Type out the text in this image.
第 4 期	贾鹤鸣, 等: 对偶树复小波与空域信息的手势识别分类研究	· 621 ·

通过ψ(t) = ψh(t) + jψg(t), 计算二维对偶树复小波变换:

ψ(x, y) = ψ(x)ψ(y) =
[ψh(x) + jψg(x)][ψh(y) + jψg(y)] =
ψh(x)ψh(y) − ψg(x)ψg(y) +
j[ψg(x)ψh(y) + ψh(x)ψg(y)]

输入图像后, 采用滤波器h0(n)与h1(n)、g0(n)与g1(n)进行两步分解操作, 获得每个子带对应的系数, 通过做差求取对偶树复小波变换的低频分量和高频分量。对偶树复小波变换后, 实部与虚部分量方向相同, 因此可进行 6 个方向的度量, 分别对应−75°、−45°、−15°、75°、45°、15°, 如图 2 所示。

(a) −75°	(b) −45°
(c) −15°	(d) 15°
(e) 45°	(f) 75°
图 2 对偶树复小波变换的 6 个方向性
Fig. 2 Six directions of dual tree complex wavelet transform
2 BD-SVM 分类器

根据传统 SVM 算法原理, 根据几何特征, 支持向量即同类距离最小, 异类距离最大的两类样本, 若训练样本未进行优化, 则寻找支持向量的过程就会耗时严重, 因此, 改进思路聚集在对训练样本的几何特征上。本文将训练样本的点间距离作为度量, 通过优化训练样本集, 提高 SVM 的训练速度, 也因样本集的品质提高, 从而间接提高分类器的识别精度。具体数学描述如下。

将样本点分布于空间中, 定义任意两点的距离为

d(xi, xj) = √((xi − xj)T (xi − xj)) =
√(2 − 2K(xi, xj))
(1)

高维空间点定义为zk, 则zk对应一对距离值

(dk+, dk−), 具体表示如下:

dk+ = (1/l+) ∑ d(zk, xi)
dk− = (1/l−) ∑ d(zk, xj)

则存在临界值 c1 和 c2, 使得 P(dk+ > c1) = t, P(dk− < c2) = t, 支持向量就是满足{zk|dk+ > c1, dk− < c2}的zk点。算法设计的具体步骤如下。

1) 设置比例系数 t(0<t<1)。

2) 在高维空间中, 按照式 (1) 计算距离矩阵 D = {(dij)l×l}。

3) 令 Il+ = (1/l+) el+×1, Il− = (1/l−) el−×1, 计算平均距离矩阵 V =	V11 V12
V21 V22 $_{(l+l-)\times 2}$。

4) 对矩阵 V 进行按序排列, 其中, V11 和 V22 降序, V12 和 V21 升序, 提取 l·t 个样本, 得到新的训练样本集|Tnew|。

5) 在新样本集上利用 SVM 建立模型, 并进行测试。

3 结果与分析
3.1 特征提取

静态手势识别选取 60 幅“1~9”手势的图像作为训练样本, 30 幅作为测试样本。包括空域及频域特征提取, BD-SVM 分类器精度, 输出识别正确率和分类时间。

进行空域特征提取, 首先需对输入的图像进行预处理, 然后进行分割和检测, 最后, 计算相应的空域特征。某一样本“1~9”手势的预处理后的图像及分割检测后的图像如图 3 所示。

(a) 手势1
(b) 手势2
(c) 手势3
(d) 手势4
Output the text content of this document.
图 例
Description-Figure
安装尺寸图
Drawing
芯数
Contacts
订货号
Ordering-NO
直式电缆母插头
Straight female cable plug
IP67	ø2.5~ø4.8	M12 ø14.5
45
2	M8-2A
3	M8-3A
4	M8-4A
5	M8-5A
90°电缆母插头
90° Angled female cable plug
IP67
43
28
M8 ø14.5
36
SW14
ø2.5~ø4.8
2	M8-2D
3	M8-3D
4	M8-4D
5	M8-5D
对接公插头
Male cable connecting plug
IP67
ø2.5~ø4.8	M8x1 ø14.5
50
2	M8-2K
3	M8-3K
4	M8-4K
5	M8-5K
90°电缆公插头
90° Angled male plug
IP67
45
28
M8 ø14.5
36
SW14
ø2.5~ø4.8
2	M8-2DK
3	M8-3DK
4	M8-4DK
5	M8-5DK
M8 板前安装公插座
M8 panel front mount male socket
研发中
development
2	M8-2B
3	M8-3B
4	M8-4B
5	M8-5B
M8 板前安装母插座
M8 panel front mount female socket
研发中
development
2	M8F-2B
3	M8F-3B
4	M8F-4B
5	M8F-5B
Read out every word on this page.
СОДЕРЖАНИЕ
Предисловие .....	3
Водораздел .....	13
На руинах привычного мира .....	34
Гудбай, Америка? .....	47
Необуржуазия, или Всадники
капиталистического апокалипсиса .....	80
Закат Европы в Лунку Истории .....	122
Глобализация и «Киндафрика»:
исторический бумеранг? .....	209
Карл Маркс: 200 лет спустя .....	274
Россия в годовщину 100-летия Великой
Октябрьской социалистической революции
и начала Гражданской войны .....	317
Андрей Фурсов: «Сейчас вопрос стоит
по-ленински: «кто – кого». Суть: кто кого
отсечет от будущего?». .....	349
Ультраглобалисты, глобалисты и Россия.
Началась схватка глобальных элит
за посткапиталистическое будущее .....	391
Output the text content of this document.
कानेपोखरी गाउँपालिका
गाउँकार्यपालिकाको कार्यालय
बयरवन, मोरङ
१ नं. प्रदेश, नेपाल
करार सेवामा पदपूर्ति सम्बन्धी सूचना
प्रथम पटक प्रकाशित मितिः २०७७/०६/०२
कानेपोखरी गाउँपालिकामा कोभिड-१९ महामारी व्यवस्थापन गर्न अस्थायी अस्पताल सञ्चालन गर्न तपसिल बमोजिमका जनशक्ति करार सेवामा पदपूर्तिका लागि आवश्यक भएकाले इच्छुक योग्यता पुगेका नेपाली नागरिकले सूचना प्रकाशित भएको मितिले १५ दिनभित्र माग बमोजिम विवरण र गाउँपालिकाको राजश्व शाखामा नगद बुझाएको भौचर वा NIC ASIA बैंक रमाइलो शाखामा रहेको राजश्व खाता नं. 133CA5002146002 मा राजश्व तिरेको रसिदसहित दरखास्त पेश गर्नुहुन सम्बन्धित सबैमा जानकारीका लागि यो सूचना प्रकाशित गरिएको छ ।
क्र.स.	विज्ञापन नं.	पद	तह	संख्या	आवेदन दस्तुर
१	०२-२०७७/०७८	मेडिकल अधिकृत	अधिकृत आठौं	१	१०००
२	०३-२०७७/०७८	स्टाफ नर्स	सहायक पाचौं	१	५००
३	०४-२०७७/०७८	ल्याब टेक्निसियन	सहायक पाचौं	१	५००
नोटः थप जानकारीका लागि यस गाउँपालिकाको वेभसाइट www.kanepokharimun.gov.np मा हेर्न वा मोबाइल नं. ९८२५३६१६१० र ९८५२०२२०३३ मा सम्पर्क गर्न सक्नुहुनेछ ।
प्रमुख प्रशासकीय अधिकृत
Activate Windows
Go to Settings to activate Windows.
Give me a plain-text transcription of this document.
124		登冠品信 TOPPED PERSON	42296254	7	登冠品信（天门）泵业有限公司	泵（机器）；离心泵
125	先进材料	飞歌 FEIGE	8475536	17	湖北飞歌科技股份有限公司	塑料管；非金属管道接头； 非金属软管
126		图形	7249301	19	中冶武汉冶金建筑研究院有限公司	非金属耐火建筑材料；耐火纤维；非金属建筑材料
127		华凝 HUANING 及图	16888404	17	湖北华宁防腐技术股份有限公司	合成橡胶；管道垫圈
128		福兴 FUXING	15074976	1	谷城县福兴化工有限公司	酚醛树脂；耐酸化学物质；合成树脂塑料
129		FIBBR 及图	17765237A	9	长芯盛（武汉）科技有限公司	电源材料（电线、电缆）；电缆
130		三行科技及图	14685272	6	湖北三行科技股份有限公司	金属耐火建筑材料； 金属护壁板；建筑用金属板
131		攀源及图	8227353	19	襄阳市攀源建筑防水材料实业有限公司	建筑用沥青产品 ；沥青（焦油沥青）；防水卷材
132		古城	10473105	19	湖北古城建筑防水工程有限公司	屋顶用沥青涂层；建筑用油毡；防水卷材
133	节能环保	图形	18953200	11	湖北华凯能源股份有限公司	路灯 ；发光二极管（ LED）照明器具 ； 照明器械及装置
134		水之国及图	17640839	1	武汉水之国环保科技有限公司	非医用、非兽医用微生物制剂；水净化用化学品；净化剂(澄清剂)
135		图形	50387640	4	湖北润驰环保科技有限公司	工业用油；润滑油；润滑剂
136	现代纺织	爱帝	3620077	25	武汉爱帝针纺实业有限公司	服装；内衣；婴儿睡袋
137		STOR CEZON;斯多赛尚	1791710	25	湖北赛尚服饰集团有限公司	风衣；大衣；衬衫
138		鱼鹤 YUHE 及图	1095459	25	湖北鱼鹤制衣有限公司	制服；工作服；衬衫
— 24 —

════

■ **TASK DIRECTIONS**
Of the lines in the data above, how many contain the word "panel"? Give only that figure.

■ **RESPONSE TO THIS TASK**
2